DATA FOR THIS EXERCISE ->
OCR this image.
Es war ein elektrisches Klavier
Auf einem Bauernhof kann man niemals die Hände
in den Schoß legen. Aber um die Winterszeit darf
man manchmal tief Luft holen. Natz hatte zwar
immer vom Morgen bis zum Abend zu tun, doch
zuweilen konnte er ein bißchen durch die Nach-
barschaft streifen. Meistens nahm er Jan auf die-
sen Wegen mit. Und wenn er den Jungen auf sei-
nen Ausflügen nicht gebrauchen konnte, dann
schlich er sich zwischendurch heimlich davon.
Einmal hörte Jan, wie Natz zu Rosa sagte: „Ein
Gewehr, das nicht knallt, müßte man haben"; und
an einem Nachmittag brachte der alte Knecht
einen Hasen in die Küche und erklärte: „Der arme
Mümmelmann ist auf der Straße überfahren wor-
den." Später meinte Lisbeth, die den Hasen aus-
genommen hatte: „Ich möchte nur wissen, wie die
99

WHAT YOU NEED TO DO ->
Give back the whole listing above, identical in every line.

ANSWER SPACE ->
OCR this image.
Es war ein elektrisches Klavier
Auf einem Bauernhof kann man niemals die Hände
in den Schoß legen. Aber um die Winterszeit darf
man manchmal tief Luft holen. Natz hatte zwar
immer vom Morgen bis zum Abend zu tun, doch
zuweilen konnte er ein bißchen durch die Nach-
barschaft streifen. Meistens nahm er Jan auf die-
sen Wegen mit. Und wenn er den Jungen auf sei-
nen Ausflügen nicht gebrauchen konnte, dann
schlich er sich zwischendurch heimlich davon.
Einmal hörte Jan, wie Natz zu Rosa sagte: „Ein
Gewehr, das nicht knallt, müßte man haben"; und
an einem Nachmittag brachte der alte Knecht
einen Hasen in die Küche und erklärte: „Der arme
Mümmelmann ist auf der Straße überfahren wor-
den." Später meinte Lisbeth, die den Hasen aus-
genommen hatte: „Ich möchte nur wissen, wie die
99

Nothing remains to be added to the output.